Return every line below in which "xlabel" appears.
———
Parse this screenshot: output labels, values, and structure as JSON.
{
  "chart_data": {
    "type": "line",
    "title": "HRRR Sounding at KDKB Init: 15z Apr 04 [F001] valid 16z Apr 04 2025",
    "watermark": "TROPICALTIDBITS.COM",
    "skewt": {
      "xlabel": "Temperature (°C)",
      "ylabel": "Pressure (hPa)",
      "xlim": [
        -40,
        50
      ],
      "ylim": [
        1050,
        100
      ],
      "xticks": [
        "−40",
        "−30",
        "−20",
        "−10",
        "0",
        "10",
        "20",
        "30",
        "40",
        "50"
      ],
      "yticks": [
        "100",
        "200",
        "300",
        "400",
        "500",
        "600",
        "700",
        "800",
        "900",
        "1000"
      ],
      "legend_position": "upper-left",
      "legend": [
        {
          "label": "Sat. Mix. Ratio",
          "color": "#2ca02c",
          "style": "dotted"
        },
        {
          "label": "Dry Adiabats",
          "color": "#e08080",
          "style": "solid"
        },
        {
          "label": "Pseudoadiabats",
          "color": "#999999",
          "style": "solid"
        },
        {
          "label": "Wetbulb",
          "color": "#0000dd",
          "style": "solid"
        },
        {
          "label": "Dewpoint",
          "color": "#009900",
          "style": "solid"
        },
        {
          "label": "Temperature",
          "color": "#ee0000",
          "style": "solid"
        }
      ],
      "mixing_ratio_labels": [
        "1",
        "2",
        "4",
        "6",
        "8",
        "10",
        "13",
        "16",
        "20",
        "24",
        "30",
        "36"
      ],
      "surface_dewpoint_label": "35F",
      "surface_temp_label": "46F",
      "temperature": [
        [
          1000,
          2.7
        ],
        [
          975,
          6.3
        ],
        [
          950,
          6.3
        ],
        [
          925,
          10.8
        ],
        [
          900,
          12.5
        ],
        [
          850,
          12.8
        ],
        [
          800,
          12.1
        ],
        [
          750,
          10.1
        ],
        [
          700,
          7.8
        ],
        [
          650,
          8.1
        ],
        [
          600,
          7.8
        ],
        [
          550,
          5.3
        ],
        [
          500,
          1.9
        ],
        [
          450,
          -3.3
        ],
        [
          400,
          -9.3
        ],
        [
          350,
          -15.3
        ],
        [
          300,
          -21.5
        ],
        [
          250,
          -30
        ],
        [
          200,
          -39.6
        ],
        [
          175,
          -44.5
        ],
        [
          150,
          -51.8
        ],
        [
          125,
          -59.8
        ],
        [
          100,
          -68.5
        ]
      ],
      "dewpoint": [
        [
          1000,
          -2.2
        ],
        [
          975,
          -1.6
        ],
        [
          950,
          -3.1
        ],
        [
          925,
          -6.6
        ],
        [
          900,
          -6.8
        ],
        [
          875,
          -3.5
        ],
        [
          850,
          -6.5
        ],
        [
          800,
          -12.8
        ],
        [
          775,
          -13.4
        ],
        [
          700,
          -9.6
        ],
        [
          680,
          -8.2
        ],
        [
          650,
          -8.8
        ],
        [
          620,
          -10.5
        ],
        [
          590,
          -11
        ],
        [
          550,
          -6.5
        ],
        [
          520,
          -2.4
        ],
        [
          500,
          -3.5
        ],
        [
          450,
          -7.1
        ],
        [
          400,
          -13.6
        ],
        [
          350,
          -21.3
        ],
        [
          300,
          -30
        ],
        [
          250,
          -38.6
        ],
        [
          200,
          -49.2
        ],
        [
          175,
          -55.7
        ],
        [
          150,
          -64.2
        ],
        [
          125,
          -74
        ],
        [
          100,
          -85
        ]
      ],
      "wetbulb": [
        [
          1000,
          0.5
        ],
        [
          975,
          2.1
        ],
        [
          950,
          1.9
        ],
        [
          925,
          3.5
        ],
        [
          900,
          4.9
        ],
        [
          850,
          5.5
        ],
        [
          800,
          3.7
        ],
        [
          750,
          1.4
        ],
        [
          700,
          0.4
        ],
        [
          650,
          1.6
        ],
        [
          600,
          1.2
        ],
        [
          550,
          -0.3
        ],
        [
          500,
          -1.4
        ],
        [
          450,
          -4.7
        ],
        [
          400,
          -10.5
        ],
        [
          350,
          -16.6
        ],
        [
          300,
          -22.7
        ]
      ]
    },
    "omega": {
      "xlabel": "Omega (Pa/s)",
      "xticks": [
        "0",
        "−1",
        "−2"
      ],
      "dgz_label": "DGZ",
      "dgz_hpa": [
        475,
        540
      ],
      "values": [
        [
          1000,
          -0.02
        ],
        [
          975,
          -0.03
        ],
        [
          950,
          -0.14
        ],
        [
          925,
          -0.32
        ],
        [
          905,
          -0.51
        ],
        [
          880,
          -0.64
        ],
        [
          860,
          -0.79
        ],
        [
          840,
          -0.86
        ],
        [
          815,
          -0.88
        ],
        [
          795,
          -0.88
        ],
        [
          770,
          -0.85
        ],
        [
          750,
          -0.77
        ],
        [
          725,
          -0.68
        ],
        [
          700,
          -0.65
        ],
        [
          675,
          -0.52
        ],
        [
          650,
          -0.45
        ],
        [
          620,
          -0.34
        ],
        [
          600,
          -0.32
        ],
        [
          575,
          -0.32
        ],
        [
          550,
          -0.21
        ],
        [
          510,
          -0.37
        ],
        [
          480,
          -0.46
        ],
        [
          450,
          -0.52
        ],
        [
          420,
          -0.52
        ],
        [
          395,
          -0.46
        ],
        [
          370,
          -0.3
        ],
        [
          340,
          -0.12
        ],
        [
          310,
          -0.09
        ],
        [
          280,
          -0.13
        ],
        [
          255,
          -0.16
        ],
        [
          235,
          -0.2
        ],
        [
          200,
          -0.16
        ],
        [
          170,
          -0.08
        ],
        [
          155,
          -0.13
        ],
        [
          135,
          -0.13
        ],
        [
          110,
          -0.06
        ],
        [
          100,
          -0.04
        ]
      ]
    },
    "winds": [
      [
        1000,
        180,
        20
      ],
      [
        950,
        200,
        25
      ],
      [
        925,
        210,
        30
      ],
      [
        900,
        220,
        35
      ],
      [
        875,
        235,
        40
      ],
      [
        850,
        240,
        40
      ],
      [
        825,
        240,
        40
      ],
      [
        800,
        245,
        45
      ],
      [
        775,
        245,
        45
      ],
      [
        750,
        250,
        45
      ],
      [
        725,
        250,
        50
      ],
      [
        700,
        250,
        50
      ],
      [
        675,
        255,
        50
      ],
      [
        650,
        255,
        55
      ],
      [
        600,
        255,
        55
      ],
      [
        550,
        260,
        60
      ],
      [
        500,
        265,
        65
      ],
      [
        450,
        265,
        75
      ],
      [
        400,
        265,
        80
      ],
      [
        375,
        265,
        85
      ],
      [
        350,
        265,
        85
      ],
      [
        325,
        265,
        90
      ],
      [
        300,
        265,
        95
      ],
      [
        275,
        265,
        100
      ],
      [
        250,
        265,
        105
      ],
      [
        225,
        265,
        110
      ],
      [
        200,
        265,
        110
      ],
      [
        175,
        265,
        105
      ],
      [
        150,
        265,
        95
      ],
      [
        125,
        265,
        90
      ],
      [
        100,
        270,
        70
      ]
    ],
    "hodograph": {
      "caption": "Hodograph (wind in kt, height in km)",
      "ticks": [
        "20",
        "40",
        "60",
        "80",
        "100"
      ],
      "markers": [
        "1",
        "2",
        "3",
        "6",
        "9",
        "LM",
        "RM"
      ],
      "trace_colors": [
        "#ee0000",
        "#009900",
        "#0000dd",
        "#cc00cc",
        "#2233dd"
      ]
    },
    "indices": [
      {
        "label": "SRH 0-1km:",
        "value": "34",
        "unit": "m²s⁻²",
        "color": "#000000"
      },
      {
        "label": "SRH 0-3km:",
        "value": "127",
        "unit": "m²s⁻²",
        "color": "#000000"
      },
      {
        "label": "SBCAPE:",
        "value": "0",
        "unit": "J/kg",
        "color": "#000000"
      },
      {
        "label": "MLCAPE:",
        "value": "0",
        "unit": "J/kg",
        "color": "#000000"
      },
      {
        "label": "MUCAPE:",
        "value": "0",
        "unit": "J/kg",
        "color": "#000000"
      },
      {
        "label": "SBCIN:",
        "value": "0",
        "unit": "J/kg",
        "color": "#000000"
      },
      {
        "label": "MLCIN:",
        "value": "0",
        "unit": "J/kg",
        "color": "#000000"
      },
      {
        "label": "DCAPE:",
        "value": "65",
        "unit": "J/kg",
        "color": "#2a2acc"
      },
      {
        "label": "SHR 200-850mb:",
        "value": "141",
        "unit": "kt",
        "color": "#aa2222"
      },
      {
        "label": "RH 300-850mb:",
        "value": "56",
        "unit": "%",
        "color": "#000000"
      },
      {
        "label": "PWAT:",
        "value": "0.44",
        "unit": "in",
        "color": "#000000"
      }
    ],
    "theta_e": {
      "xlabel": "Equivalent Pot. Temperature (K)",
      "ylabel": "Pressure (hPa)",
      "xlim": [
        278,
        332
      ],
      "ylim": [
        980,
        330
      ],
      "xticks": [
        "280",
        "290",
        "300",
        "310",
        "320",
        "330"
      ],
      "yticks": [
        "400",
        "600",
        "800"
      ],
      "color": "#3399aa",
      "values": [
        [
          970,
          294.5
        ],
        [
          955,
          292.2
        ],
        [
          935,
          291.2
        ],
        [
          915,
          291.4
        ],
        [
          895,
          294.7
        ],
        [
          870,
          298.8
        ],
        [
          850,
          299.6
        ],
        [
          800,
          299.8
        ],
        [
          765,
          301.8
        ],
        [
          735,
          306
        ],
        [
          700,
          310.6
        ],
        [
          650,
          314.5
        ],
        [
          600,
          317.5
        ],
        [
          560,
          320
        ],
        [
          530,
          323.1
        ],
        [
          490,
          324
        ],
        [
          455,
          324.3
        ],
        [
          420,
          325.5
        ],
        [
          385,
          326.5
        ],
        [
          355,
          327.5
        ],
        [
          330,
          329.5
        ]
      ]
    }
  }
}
———
- [Task response]:
      "xlabel": "Temperature (°C)",
      "xlabel": "Omega (Pa/s)",
      "xlabel": "Equivalent Pot. Temperature (K)",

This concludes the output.